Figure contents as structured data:
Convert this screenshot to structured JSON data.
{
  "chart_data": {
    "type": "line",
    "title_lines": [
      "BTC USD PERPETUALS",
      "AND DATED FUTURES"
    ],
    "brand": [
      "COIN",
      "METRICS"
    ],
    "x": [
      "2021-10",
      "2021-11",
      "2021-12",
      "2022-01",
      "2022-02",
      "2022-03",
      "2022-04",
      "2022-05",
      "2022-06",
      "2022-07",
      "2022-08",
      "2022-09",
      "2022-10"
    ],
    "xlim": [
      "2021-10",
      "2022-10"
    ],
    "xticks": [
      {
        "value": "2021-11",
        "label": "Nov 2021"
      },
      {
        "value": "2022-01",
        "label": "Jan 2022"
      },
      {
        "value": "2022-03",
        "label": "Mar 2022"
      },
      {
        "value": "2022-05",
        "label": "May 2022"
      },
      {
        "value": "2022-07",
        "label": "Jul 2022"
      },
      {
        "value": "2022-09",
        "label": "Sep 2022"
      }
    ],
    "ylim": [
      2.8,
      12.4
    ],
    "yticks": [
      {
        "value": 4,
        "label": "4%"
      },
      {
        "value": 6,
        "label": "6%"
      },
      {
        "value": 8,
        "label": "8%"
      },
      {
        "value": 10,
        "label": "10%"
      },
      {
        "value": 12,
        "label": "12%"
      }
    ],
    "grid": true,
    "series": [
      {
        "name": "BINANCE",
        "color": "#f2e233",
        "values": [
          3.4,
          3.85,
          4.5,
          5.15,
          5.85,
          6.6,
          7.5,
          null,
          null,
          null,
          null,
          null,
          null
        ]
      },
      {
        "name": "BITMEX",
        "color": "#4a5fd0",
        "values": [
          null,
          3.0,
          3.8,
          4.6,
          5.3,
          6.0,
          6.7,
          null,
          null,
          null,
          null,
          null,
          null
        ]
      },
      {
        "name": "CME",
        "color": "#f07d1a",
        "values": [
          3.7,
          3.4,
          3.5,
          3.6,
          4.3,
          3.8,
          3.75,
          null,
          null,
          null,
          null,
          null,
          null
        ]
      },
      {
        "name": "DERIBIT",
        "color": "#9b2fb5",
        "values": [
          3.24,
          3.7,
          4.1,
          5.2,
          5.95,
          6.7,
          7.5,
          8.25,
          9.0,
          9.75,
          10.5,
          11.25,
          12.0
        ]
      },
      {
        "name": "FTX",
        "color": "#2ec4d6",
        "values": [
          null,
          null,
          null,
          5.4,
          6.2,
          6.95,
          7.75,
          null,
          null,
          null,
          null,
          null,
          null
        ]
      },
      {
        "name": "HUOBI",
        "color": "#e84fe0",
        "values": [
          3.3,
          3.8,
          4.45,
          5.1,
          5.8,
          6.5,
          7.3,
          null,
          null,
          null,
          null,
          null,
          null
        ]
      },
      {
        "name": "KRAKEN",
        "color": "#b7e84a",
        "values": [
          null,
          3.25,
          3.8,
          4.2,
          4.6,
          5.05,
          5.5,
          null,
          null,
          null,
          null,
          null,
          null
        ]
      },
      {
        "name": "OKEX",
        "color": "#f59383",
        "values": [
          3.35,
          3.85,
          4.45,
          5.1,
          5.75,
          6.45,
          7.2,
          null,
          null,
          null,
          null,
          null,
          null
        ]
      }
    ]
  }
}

▸ **Your instructions**
Where a line of the records above holds the word "label", copy that line.

▸ **The solution**
        "label": "Nov 2021"
        "label": "Jan 2022"
        "label": "Mar 2022"
        "label": "May 2022"
        "label": "Jul 2022"
        "label": "Sep 2022"
        "label": "4%"
        "label": "6%"
        "label": "8%"
        "label": "10%"
        "label": "12%"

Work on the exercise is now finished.